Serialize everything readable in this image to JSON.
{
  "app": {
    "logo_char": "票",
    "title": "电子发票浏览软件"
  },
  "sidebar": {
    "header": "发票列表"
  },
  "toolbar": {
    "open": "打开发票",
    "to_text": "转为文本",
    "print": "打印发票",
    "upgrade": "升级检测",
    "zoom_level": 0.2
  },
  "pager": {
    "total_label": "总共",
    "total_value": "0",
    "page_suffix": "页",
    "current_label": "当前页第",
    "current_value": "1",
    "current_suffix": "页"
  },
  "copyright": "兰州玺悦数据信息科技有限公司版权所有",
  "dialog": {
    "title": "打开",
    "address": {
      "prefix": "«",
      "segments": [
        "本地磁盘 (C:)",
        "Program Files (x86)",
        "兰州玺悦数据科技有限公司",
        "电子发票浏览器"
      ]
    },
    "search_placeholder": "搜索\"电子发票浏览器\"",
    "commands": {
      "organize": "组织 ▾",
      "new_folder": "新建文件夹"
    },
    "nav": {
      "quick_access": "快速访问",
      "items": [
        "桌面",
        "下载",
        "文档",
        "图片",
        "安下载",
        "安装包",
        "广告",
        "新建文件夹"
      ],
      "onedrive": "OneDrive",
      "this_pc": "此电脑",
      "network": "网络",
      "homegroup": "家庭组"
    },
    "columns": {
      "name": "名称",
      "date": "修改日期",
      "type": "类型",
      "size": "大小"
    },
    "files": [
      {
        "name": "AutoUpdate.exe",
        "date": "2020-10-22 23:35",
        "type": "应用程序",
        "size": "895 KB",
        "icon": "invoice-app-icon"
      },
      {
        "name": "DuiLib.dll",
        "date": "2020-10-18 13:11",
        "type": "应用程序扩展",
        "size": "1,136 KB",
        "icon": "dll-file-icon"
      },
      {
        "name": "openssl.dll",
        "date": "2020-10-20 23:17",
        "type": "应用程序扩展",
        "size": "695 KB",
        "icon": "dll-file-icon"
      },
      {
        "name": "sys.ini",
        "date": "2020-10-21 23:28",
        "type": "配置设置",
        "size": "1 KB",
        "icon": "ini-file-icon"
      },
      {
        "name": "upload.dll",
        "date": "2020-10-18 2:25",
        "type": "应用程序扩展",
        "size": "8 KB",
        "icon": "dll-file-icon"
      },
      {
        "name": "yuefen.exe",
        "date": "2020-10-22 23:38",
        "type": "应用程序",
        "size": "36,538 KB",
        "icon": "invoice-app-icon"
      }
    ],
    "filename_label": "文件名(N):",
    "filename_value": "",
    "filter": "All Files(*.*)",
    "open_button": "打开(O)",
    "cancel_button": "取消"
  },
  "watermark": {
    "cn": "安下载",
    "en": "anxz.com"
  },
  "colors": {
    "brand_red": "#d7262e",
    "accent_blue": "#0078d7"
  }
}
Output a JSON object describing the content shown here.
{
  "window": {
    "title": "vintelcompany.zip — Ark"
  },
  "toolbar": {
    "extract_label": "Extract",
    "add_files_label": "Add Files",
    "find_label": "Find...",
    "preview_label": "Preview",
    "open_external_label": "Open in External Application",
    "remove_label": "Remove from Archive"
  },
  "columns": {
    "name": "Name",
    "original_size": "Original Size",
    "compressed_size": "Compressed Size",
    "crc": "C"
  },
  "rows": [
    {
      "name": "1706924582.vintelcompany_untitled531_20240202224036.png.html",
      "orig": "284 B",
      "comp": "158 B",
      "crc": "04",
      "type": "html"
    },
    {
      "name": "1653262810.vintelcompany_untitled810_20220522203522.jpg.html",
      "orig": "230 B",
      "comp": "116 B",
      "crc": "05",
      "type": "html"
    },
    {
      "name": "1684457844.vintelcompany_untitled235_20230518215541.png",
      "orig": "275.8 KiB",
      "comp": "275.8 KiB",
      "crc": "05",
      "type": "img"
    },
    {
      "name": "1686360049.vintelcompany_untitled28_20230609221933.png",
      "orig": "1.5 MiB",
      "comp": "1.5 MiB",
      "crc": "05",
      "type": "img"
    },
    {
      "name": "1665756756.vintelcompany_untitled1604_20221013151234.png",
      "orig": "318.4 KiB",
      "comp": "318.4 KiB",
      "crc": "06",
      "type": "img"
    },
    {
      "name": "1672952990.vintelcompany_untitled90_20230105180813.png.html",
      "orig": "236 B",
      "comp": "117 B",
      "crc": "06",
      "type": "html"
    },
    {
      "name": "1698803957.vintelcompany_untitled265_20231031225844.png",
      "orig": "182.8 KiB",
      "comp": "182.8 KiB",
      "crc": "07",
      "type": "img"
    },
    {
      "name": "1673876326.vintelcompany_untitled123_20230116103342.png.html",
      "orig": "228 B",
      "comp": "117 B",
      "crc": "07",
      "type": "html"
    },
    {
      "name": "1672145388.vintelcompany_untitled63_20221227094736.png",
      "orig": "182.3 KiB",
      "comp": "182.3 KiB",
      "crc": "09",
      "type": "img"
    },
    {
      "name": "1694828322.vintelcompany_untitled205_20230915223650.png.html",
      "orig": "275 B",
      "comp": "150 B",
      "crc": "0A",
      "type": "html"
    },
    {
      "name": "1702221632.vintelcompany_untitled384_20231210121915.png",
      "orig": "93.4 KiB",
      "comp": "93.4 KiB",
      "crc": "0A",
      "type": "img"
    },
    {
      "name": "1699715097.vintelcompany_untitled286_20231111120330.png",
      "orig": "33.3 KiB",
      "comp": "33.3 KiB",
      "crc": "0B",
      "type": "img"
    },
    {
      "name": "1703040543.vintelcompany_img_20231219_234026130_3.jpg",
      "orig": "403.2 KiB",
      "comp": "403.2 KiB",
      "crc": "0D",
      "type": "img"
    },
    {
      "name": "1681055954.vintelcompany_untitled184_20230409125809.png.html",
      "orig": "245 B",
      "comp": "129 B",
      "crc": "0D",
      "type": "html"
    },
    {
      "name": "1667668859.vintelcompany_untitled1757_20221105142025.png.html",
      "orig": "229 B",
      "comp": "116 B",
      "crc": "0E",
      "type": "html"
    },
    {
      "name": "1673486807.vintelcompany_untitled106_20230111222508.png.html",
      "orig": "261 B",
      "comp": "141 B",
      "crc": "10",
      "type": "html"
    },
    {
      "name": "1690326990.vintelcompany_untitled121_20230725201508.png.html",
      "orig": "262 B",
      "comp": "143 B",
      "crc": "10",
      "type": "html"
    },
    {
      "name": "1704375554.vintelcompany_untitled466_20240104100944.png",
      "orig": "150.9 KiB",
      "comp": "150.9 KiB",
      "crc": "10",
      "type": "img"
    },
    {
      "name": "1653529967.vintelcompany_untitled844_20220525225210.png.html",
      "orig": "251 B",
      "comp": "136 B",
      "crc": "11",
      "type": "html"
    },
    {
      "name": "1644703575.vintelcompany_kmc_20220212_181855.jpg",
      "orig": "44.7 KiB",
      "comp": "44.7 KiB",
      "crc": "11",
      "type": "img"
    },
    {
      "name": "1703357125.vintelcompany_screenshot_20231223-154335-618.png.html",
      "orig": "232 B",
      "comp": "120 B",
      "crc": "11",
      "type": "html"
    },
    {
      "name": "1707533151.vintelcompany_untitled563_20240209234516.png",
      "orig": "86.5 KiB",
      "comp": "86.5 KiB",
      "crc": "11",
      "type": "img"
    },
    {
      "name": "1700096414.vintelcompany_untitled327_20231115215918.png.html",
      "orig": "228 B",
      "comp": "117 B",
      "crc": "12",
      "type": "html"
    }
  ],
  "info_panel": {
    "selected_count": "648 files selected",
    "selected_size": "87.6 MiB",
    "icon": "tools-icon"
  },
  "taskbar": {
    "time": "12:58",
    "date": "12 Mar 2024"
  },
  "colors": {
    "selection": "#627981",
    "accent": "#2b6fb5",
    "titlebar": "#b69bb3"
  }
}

=====

**WHAT YOU NEED TO DO:**
Each line above is to be repeated exactly.

**RESULT OF THE TASK:**
Serialize everything readable in this image to JSON.
{
  "app": {
    "logo_char": "票",
    "title": "电子发票浏览软件"
  },
  "sidebar": {
    "header": "发票列表"
  },
  "toolbar": {
    "open": "打开发票",
    "to_text": "转为文本",
    "print": "打印发票",
    "upgrade": "升级检测",
    "zoom_level": 0.2
  },
  "pager": {
    "total_label": "总共",
    "total_value": "0",
    "page_suffix": "页",
    "current_label": "当前页第",
    "current_value": "1",
    "current_suffix": "页"
  },
  "copyright": "兰州玺悦数据信息科技有限公司版权所有",
  "dialog": {
    "title": "打开",
    "address": {
      "prefix": "«",
      "segments": [
        "本地磁盘 (C:)",
        "Program Files (x86)",
        "兰州玺悦数据科技有限公司",
        "电子发票浏览器"
      ]
    },
    "search_placeholder": "搜索\"电子发票浏览器\"",
    "commands": {
      "organize": "组织 ▾",
      "new_folder": "新建文件夹"
    },
    "nav": {
      "quick_access": "快速访问",
      "items": [
        "桌面",
        "下载",
        "文档",
        "图片",
        "安下载",
        "安装包",
        "广告",
        "新建文件夹"
      ],
      "onedrive": "OneDrive",
      "this_pc": "此电脑",
      "network": "网络",
      "homegroup": "家庭组"
    },
    "columns": {
      "name": "名称",
      "date": "修改日期",
      "type": "类型",
      "size": "大小"
    },
    "files": [
      {
        "name": "AutoUpdate.exe",
        "date": "2020-10-22 23:35",
        "type": "应用程序",
        "size": "895 KB",
        "icon": "invoice-app-icon"
      },
      {
        "name": "DuiLib.dll",
        "date": "2020-10-18 13:11",
        "type": "应用程序扩展",
        "size": "1,136 KB",
        "icon": "dll-file-icon"
      },
      {
        "name": "openssl.dll",
        "date": "2020-10-20 23:17",
        "type": "应用程序扩展",
        "size": "695 KB",
        "icon": "dll-file-icon"
      },
      {
        "name": "sys.ini",
        "date": "2020-10-21 23:28",
        "type": "配置设置",
        "size": "1 KB",
        "icon": "ini-file-icon"
      },
      {
        "name": "upload.dll",
        "date": "2020-10-18 2:25",
        "type": "应用程序扩展",
        "size": "8 KB",
        "icon": "dll-file-icon"
      },
      {
        "name": "yuefen.exe",
        "date": "2020-10-22 23:38",
        "type": "应用程序",
        "size": "36,538 KB",
        "icon": "invoice-app-icon"
      }
    ],
    "filename_label": "文件名(N):",
    "filename_value": "",
    "filter": "All Files(*.*)",
    "open_button": "打开(O)",
    "cancel_button": "取消"
  },
  "watermark": {
    "cn": "安下载",
    "en": "anxz.com"
  },
  "colors": {
    "brand_red": "#d7262e",
    "accent_blue": "#0078d7"
  }
}
Output a JSON object describing the content shown here.
{
  "window": {
    "title": "vintelcompany.zip — Ark"
  },
  "toolbar": {
    "extract_label": "Extract",
    "add_files_label": "Add Files",
    "find_label": "Find...",
    "preview_label": "Preview",
    "open_external_label": "Open in External Application",
    "remove_label": "Remove from Archive"
  },
  "columns": {
    "name": "Name",
    "original_size": "Original Size",
    "compressed_size": "Compressed Size",
    "crc": "C"
  },
  "rows": [
    {
      "name": "1706924582.vintelcompany_untitled531_20240202224036.png.html",
      "orig": "284 B",
      "comp": "158 B",
      "crc": "04",
      "type": "html"
    },
    {
      "name": "1653262810.vintelcompany_untitled810_20220522203522.jpg.html",
      "orig": "230 B",
      "comp": "116 B",
      "crc": "05",
      "type": "html"
    },
    {
      "name": "1684457844.vintelcompany_untitled235_20230518215541.png",
      "orig": "275.8 KiB",
      "comp": "275.8 KiB",
      "crc": "05",
      "type": "img"
    },
    {
      "name": "1686360049.vintelcompany_untitled28_20230609221933.png",
      "orig": "1.5 MiB",
      "comp": "1.5 MiB",
      "crc": "05",
      "type": "img"
    },
    {
      "name": "1665756756.vintelcompany_untitled1604_20221013151234.png",
      "orig": "318.4 KiB",
      "comp": "318.4 KiB",
      "crc": "06",
      "type": "img"
    },
    {
      "name": "1672952990.vintelcompany_untitled90_20230105180813.png.html",
      "orig": "236 B",
      "comp": "117 B",
      "crc": "06",
      "type": "html"
    },
    {
      "name": "1698803957.vintelcompany_untitled265_20231031225844.png",
      "orig": "182.8 KiB",
      "comp": "182.8 KiB",
      "crc": "07",
      "type": "img"
    },
    {
      "name": "1673876326.vintelcompany_untitled123_20230116103342.png.html",
      "orig": "228 B",
      "comp": "117 B",
      "crc": "07",
      "type": "html"
    },
    {
      "name": "1672145388.vintelcompany_untitled63_20221227094736.png",
      "orig": "182.3 KiB",
      "comp": "182.3 KiB",
      "crc": "09",
      "type": "img"
    },
    {
      "name": "1694828322.vintelcompany_untitled205_20230915223650.png.html",
      "orig": "275 B",
      "comp": "150 B",
      "crc": "0A",
      "type": "html"
    },
    {
      "name": "1702221632.vintelcompany_untitled384_20231210121915.png",
      "orig": "93.4 KiB",
      "comp": "93.4 KiB",
      "crc": "0A",
      "type": "img"
    },
    {
      "name": "1699715097.vintelcompany_untitled286_20231111120330.png",
      "orig": "33.3 KiB",
      "comp": "33.3 KiB",
      "crc": "0B",
      "type": "img"
    },
    {
      "name": "1703040543.vintelcompany_img_20231219_234026130_3.jpg",
      "orig": "403.2 KiB",
      "comp": "403.2 KiB",
      "crc": "0D",
      "type": "img"
    },
    {
      "name": "1681055954.vintelcompany_untitled184_20230409125809.png.html",
      "orig": "245 B",
      "comp": "129 B",
      "crc": "0D",
      "type": "html"
    },
    {
      "name": "1667668859.vintelcompany_untitled1757_20221105142025.png.html",
      "orig": "229 B",
      "comp": "116 B",
      "crc": "0E",
      "type": "html"
    },
    {
      "name": "1673486807.vintelcompany_untitled106_20230111222508.png.html",
      "orig": "261 B",
      "comp": "141 B",
      "crc": "10",
      "type": "html"
    },
    {
      "name": "1690326990.vintelcompany_untitled121_20230725201508.png.html",
      "orig": "262 B",
      "comp": "143 B",
      "crc": "10",
      "type": "html"
    },
    {
      "name": "1704375554.vintelcompany_untitled466_20240104100944.png",
      "orig": "150.9 KiB",
      "comp": "150.9 KiB",
      "crc": "10",
      "type": "img"
    },
    {
      "name": "1653529967.vintelcompany_untitled844_20220525225210.png.html",
      "orig": "251 B",
      "comp": "136 B",
      "crc": "11",
      "type": "html"
    },
    {
      "name": "1644703575.vintelcompany_kmc_20220212_181855.jpg",
      "orig": "44.7 KiB",
      "comp": "44.7 KiB",
      "crc": "11",
      "type": "img"
    },
    {
      "name": "1703357125.vintelcompany_screenshot_20231223-154335-618.png.html",
      "orig": "232 B",
      "comp": "120 B",
      "crc": "11",
      "type": "html"
    },
    {
      "name": "1707533151.vintelcompany_untitled563_20240209234516.png",
      "orig": "86.5 KiB",
      "comp": "86.5 KiB",
      "crc": "11",
      "type": "img"
    },
    {
      "name": "1700096414.vintelcompany_untitled327_20231115215918.png.html",
      "orig": "228 B",
      "comp": "117 B",
      "crc": "12",
      "type": "html"
    }
  ],
  "info_panel": {
    "selected_count": "648 files selected",
    "selected_size": "87.6 MiB",
    "icon": "tools-icon"
  },
  "taskbar": {
    "time": "12:58",
    "date": "12 Mar 2024"
  },
  "colors": {
    "selection": "#627981",
    "accent": "#2b6fb5",
    "titlebar": "#b69bb3"
  }
}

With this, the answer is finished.